• [PROBLEM TO WORK ON] Send back the entries below exactly as they appear.

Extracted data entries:
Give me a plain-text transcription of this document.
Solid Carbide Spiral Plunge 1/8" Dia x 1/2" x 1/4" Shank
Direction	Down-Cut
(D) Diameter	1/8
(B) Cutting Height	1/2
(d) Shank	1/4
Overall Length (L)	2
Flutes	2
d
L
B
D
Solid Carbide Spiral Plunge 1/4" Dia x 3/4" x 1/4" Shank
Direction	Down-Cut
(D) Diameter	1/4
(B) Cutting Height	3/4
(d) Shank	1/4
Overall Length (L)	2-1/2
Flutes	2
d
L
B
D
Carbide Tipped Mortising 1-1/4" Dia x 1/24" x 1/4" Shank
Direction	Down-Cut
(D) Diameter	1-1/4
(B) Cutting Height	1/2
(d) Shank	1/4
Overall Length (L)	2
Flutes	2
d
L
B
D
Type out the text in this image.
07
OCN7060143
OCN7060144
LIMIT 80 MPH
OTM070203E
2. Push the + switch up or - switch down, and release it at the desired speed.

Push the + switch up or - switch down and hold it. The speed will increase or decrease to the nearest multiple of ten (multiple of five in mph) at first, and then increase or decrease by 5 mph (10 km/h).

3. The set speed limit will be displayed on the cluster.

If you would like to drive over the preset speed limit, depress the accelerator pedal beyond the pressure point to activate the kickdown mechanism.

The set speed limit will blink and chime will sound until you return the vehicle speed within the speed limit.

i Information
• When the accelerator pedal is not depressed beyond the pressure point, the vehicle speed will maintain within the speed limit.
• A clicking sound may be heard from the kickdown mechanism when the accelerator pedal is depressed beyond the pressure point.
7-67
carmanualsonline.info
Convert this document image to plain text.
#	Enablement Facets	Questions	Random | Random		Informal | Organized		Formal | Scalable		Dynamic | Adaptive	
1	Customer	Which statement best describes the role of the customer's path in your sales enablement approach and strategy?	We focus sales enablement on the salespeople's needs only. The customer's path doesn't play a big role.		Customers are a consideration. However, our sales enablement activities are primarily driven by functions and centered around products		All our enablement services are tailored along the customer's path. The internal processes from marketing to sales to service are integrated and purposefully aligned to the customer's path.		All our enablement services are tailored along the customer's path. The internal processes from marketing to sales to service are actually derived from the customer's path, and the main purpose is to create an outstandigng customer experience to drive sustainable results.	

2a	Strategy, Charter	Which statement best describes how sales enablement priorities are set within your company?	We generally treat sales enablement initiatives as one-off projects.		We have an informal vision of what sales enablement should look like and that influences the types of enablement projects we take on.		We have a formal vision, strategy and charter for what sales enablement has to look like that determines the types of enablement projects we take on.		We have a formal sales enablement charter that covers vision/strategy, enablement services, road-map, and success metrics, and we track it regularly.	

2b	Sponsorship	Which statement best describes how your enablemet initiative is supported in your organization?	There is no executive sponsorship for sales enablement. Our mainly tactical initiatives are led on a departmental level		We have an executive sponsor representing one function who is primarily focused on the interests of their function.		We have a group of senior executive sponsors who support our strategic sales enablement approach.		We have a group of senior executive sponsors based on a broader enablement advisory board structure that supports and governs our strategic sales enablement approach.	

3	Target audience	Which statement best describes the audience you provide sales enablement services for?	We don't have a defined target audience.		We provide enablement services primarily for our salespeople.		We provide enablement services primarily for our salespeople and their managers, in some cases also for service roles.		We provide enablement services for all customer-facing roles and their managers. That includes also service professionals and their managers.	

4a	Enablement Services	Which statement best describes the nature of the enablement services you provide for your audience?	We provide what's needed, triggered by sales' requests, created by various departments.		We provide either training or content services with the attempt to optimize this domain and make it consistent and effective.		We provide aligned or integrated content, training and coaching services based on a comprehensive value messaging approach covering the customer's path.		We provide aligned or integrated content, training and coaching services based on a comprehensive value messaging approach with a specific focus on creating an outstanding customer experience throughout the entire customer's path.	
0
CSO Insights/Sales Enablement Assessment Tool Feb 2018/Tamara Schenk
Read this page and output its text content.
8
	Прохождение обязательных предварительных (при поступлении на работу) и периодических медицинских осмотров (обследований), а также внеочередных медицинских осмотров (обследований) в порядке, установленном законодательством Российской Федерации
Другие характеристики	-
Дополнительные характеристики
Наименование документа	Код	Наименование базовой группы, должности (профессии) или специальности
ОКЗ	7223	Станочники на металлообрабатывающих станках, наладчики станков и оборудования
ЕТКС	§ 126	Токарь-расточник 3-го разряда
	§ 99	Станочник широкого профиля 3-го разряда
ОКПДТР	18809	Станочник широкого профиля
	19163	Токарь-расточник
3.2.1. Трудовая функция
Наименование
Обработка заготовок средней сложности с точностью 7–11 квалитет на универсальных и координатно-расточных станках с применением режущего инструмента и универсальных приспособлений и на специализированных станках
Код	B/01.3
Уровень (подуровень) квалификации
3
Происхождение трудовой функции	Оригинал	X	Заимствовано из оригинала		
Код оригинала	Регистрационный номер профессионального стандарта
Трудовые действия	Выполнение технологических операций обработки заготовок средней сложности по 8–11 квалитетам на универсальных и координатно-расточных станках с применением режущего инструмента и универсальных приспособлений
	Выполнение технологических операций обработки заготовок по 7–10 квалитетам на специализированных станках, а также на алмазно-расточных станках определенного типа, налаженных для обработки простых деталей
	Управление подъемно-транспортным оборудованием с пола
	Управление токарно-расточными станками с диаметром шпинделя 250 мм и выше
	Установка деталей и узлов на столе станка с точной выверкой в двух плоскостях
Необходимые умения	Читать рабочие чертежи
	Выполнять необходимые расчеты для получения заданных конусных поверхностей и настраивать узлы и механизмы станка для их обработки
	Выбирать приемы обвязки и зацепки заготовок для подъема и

• [RIGHT ANSWER]
Give me a plain-text transcription of this document.
Solid Carbide Spiral Plunge 1/8" Dia x 1/2" x 1/4" Shank
Direction	Down-Cut
(D) Diameter	1/8
(B) Cutting Height	1/2
(d) Shank	1/4
Overall Length (L)	2
Flutes	2
d
L
B
D
Solid Carbide Spiral Plunge 1/4" Dia x 3/4" x 1/4" Shank
Direction	Down-Cut
(D) Diameter	1/4
(B) Cutting Height	3/4
(d) Shank	1/4
Overall Length (L)	2-1/2
Flutes	2
d
L
B
D
Carbide Tipped Mortising 1-1/4" Dia x 1/24" x 1/4" Shank
Direction	Down-Cut
(D) Diameter	1-1/4
(B) Cutting Height	1/2
(d) Shank	1/4
Overall Length (L)	2
Flutes	2
d
L
B
D
Type out the text in this image.
07
OCN7060143
OCN7060144
LIMIT 80 MPH
OTM070203E
2. Push the + switch up or - switch down, and release it at the desired speed.

Push the + switch up or - switch down and hold it. The speed will increase or decrease to the nearest multiple of ten (multiple of five in mph) at first, and then increase or decrease by 5 mph (10 km/h).

3. The set speed limit will be displayed on the cluster.

If you would like to drive over the preset speed limit, depress the accelerator pedal beyond the pressure point to activate the kickdown mechanism.

The set speed limit will blink and chime will sound until you return the vehicle speed within the speed limit.

i Information
• When the accelerator pedal is not depressed beyond the pressure point, the vehicle speed will maintain within the speed limit.
• A clicking sound may be heard from the kickdown mechanism when the accelerator pedal is depressed beyond the pressure point.
7-67
carmanualsonline.info
Convert this document image to plain text.
#	Enablement Facets	Questions	Random | Random		Informal | Organized		Formal | Scalable		Dynamic | Adaptive	
1	Customer	Which statement best describes the role of the customer's path in your sales enablement approach and strategy?	We focus sales enablement on the salespeople's needs only. The customer's path doesn't play a big role.		Customers are a consideration. However, our sales enablement activities are primarily driven by functions and centered around products		All our enablement services are tailored along the customer's path. The internal processes from marketing to sales to service are integrated and purposefully aligned to the customer's path.		All our enablement services are tailored along the customer's path. The internal processes from marketing to sales to service are actually derived from the customer's path, and the main purpose is to create an outstandigng customer experience to drive sustainable results.	

2a	Strategy, Charter	Which statement best describes how sales enablement priorities are set within your company?	We generally treat sales enablement initiatives as one-off projects.		We have an informal vision of what sales enablement should look like and that influences the types of enablement projects we take on.		We have a formal vision, strategy and charter for what sales enablement has to look like that determines the types of enablement projects we take on.		We have a formal sales enablement charter that covers vision/strategy, enablement services, road-map, and success metrics, and we track it regularly.	

2b	Sponsorship	Which statement best describes how your enablemet initiative is supported in your organization?	There is no executive sponsorship for sales enablement. Our mainly tactical initiatives are led on a departmental level		We have an executive sponsor representing one function who is primarily focused on the interests of their function.		We have a group of senior executive sponsors who support our strategic sales enablement approach.		We have a group of senior executive sponsors based on a broader enablement advisory board structure that supports and governs our strategic sales enablement approach.	

3	Target audience	Which statement best describes the audience you provide sales enablement services for?	We don't have a defined target audience.		We provide enablement services primarily for our salespeople.		We provide enablement services primarily for our salespeople and their managers, in some cases also for service roles.		We provide enablement services for all customer-facing roles and their managers. That includes also service professionals and their managers.	

4a	Enablement Services	Which statement best describes the nature of the enablement services you provide for your audience?	We provide what's needed, triggered by sales' requests, created by various departments.		We provide either training or content services with the attempt to optimize this domain and make it consistent and effective.		We provide aligned or integrated content, training and coaching services based on a comprehensive value messaging approach covering the customer's path.		We provide aligned or integrated content, training and coaching services based on a comprehensive value messaging approach with a specific focus on creating an outstanding customer experience throughout the entire customer's path.	
0
CSO Insights/Sales Enablement Assessment Tool Feb 2018/Tamara Schenk
Read this page and output its text content.
8
	Прохождение обязательных предварительных (при поступлении на работу) и периодических медицинских осмотров (обследований), а также внеочередных медицинских осмотров (обследований) в порядке, установленном законодательством Российской Федерации
Другие характеристики	-
Дополнительные характеристики
Наименование документа	Код	Наименование базовой группы, должности (профессии) или специальности
ОКЗ	7223	Станочники на металлообрабатывающих станках, наладчики станков и оборудования
ЕТКС	§ 126	Токарь-расточник 3-го разряда
	§ 99	Станочник широкого профиля 3-го разряда
ОКПДТР	18809	Станочник широкого профиля
	19163	Токарь-расточник
3.2.1. Трудовая функция
Наименование
Обработка заготовок средней сложности с точностью 7–11 квалитет на универсальных и координатно-расточных станках с применением режущего инструмента и универсальных приспособлений и на специализированных станках
Код	B/01.3
Уровень (подуровень) квалификации
3
Происхождение трудовой функции	Оригинал	X	Заимствовано из оригинала		
Код оригинала	Регистрационный номер профессионального стандарта
Трудовые действия	Выполнение технологических операций обработки заготовок средней сложности по 8–11 квалитетам на универсальных и координатно-расточных станках с применением режущего инструмента и универсальных приспособлений
	Выполнение технологических операций обработки заготовок по 7–10 квалитетам на специализированных станках, а также на алмазно-расточных станках определенного типа, налаженных для обработки простых деталей
	Управление подъемно-транспортным оборудованием с пола
	Управление токарно-расточными станками с диаметром шпинделя 250 мм и выше
	Установка деталей и узлов на столе станка с точной выверкой в двух плоскостях
Необходимые умения	Читать рабочие чертежи
	Выполнять необходимые расчеты для получения заданных конусных поверхностей и настраивать узлы и механизмы станка для их обработки
	Выбирать приемы обвязки и зацепки заготовок для подъема и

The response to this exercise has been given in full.